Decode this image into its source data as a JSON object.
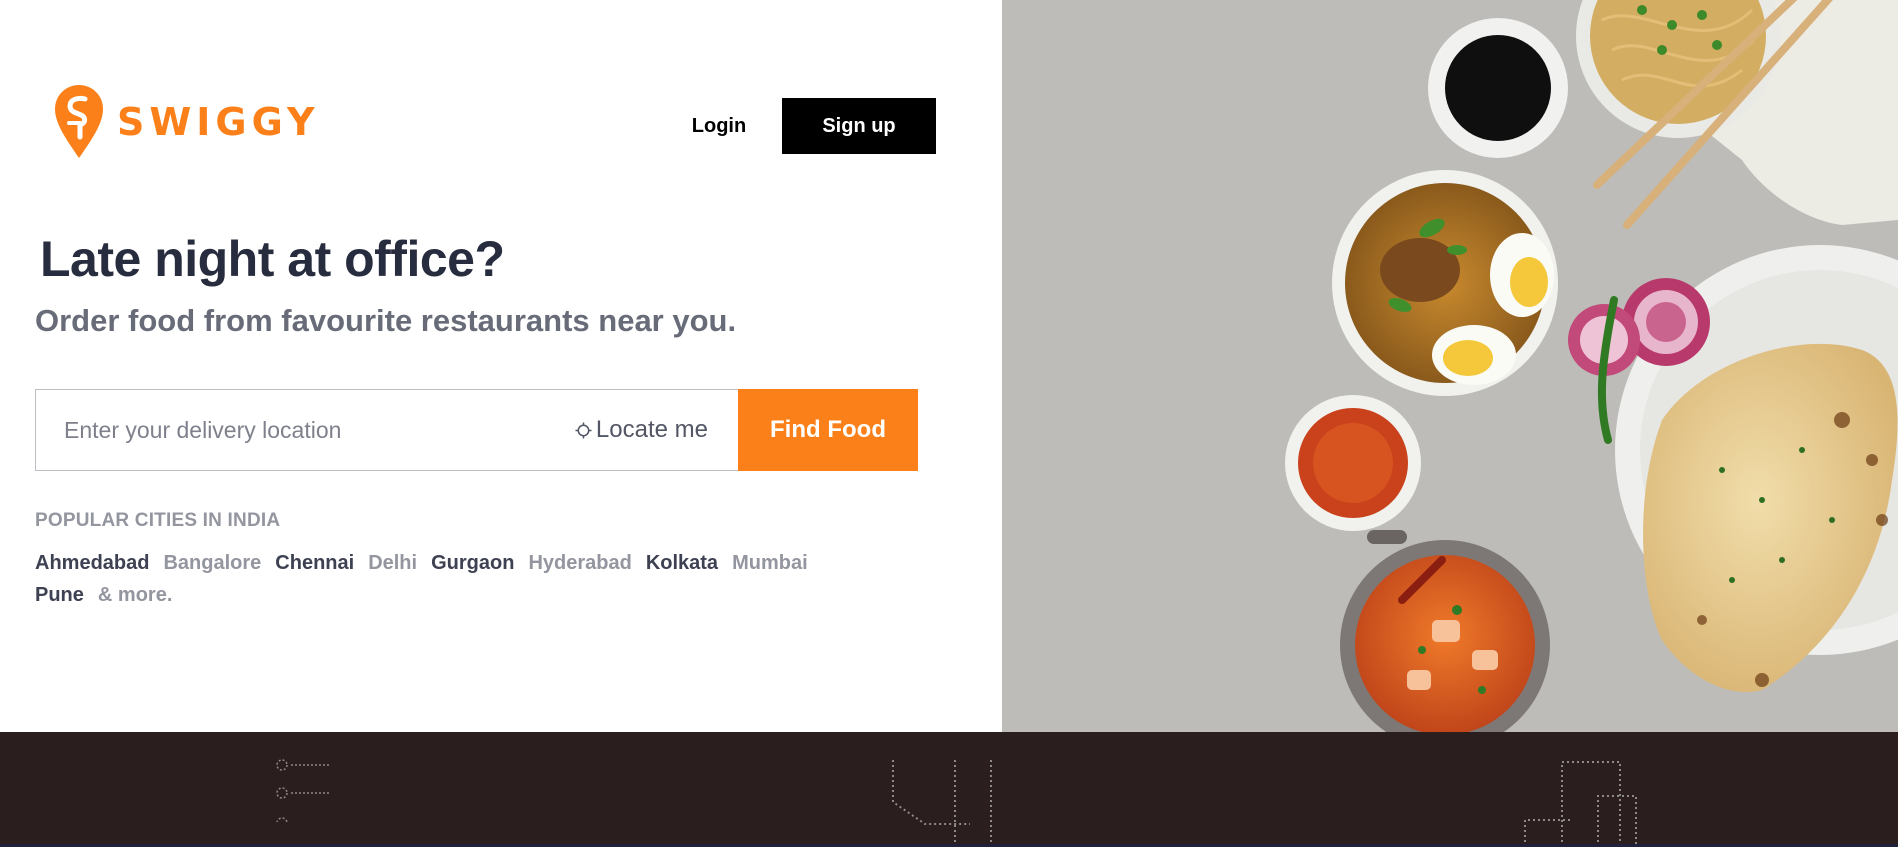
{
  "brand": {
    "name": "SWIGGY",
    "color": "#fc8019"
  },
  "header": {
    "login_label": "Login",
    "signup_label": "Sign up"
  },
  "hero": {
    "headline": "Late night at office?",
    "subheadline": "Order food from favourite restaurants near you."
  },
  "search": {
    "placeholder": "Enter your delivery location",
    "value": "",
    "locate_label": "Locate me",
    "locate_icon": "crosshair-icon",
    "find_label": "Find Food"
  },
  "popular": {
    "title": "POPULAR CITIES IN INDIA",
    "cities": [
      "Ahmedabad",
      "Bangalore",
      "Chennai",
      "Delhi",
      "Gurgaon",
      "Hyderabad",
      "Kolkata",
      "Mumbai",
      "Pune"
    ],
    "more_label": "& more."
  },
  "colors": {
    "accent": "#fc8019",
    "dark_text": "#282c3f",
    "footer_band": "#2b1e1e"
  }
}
--
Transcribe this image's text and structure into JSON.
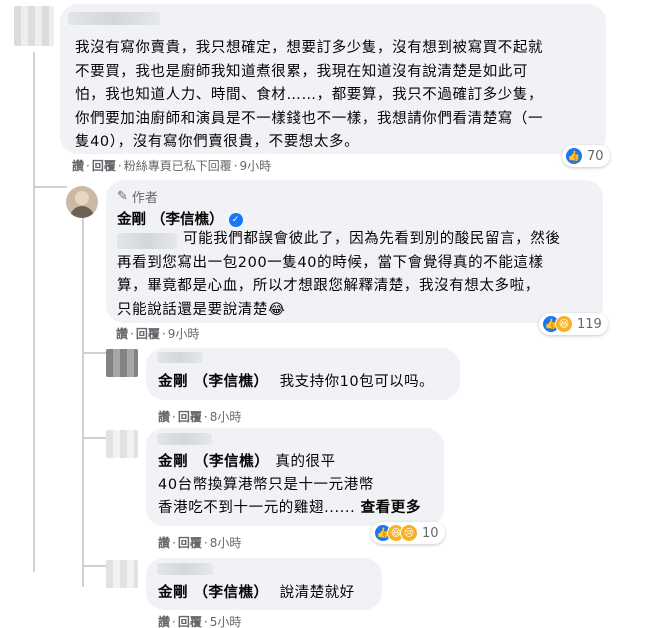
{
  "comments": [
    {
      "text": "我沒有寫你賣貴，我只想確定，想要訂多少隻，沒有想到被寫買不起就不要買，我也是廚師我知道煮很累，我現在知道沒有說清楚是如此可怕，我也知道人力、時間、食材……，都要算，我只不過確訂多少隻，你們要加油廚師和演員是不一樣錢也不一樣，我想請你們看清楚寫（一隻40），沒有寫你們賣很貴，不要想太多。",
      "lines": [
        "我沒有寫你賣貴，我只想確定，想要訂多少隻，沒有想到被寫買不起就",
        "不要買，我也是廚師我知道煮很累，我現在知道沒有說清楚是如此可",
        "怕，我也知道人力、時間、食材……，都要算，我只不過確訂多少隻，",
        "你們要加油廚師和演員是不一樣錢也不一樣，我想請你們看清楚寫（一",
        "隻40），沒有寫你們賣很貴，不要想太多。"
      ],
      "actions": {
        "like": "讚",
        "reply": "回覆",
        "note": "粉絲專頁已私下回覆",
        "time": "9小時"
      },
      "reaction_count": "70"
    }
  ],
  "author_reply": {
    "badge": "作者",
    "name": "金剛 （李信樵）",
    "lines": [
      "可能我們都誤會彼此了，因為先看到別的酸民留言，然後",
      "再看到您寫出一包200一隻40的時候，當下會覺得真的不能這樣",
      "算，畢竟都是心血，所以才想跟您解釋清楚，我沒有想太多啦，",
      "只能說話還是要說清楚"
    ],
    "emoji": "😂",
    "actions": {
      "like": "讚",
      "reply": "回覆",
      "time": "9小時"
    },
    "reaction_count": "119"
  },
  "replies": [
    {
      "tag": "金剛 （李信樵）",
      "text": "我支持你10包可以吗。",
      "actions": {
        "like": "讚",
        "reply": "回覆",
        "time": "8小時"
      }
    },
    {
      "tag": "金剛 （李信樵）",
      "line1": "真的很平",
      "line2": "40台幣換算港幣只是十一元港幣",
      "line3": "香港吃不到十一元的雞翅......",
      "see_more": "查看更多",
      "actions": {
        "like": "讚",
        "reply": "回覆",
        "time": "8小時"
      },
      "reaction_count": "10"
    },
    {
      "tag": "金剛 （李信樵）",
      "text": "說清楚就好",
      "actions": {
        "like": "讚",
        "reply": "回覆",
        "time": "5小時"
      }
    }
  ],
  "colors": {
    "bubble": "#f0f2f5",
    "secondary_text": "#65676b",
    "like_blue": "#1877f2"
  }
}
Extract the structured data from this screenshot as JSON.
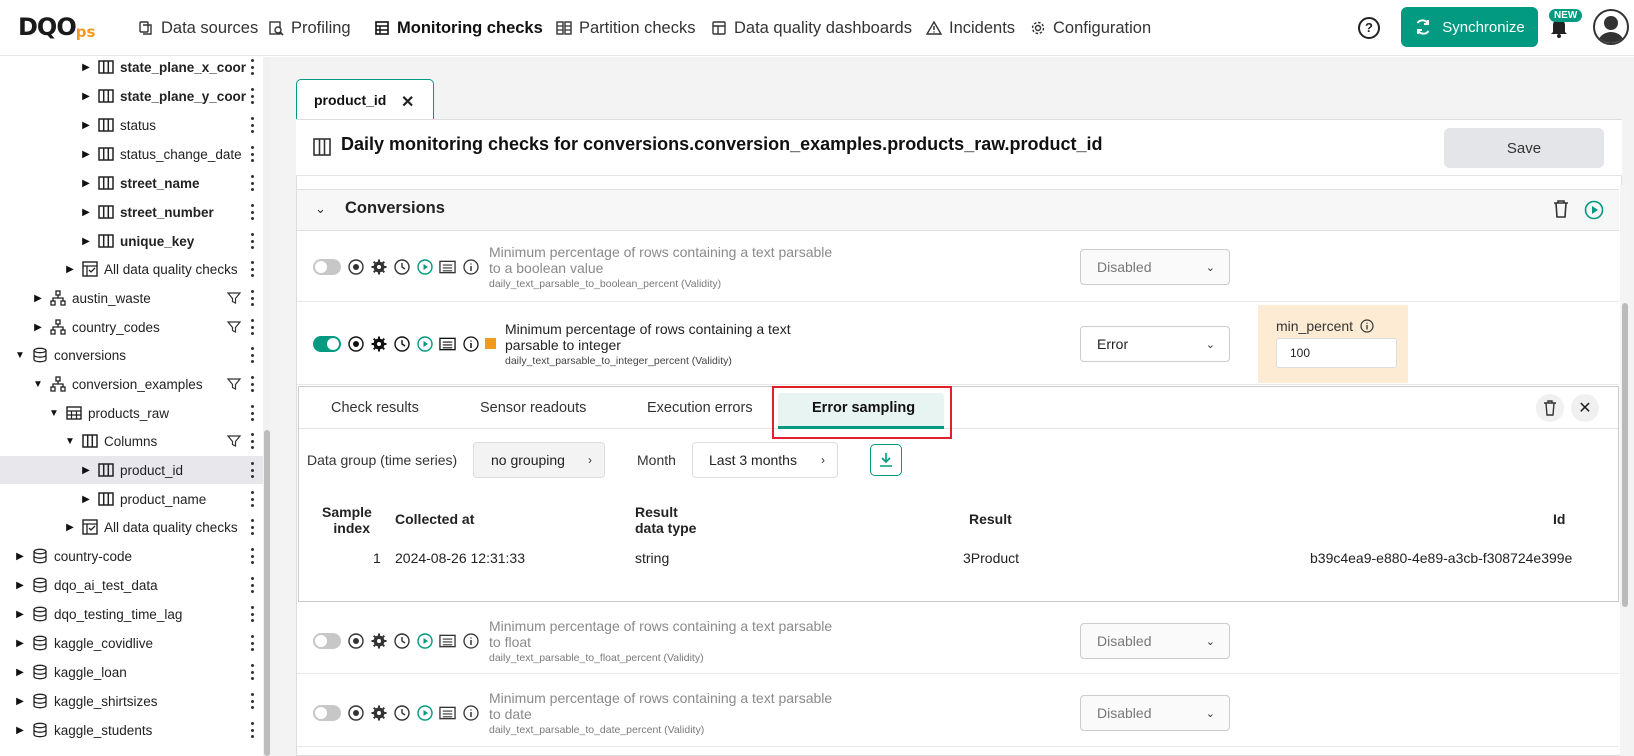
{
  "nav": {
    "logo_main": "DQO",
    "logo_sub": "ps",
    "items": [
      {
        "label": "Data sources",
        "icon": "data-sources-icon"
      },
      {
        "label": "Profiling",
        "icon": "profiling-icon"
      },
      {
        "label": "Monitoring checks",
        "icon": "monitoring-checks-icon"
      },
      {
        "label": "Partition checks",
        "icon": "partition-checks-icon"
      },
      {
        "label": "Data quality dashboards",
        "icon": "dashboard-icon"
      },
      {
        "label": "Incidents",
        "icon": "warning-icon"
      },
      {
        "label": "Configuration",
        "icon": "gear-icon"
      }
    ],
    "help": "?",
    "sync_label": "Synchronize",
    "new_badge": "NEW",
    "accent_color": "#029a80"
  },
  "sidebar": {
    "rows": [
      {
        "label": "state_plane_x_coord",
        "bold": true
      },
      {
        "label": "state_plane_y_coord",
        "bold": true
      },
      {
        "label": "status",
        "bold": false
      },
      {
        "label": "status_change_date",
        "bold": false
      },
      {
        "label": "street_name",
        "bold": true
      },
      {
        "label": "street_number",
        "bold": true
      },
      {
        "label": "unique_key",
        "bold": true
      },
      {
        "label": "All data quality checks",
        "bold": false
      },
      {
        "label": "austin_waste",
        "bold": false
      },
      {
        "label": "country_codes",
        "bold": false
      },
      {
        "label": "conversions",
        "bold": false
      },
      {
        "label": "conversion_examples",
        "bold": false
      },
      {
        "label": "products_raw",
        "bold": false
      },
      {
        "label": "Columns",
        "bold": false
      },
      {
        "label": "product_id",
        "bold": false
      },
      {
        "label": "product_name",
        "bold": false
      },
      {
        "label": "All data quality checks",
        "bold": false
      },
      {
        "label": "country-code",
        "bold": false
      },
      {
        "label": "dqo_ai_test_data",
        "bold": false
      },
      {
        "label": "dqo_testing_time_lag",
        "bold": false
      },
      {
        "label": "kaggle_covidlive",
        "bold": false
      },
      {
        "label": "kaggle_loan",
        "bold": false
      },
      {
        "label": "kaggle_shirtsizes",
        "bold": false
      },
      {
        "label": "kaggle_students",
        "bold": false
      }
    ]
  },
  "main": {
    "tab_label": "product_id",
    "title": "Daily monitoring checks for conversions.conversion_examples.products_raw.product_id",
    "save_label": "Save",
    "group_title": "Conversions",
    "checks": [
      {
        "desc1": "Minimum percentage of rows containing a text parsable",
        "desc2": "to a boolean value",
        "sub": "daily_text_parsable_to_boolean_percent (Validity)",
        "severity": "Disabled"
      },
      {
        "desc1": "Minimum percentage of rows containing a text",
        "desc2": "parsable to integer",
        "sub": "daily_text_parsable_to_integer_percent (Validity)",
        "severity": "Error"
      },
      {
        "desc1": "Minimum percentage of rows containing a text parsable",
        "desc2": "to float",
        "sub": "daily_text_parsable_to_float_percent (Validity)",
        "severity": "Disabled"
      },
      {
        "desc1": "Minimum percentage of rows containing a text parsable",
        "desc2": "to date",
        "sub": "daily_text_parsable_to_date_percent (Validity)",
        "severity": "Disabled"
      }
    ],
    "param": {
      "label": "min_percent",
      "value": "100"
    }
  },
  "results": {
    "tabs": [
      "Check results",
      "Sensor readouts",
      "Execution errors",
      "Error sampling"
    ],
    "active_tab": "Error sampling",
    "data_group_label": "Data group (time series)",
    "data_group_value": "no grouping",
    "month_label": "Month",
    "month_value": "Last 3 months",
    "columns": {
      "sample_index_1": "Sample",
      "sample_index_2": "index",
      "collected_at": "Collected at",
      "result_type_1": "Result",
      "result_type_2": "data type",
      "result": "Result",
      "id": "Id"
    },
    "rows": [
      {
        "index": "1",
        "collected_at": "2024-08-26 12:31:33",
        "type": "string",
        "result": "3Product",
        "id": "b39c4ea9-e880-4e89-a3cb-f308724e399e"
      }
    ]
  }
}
--
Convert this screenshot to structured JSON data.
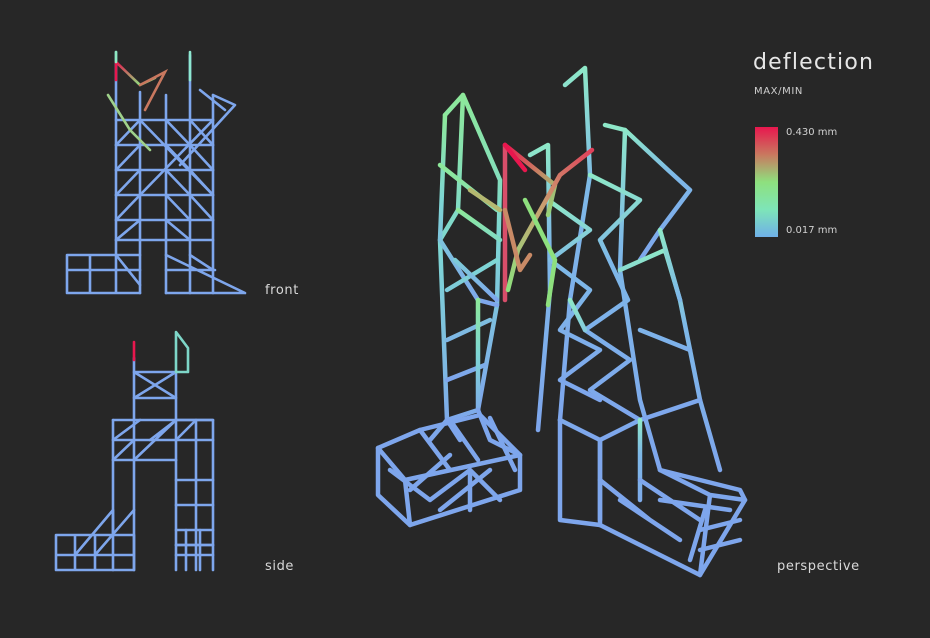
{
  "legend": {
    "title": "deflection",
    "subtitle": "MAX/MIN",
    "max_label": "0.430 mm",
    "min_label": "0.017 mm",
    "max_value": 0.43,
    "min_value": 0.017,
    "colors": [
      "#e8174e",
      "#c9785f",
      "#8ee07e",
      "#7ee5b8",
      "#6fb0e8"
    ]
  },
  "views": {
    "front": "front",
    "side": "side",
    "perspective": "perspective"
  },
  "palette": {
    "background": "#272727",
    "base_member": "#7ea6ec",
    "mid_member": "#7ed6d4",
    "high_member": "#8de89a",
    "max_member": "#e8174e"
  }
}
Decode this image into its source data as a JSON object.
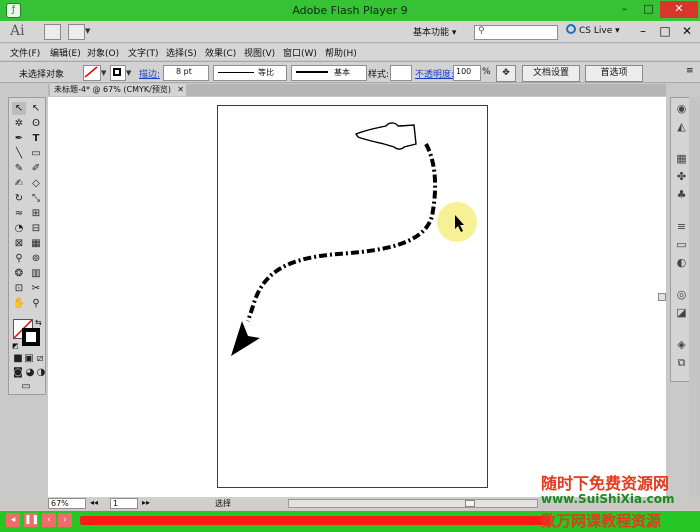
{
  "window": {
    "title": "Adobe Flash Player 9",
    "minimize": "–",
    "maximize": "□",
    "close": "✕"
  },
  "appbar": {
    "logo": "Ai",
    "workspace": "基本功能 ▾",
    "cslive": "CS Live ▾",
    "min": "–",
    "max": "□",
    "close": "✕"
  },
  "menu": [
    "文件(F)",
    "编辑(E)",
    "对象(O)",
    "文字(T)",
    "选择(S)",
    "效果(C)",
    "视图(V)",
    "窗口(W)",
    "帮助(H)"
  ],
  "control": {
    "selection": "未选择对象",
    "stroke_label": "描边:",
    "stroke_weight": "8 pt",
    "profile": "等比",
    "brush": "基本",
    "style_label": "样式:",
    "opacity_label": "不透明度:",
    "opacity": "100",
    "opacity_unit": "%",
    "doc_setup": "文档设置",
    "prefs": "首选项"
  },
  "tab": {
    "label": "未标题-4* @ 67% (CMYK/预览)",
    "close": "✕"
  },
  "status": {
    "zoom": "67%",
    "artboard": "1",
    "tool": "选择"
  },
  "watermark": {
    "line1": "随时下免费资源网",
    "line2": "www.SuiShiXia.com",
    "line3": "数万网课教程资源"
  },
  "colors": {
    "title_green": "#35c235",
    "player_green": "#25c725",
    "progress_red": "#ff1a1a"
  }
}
--
- [Required task]:
Check each line above for the string "sources", then copy the ones that have it.

- [Written response]:
        "label": "Data sources",
        "icon": "data-sources-icon"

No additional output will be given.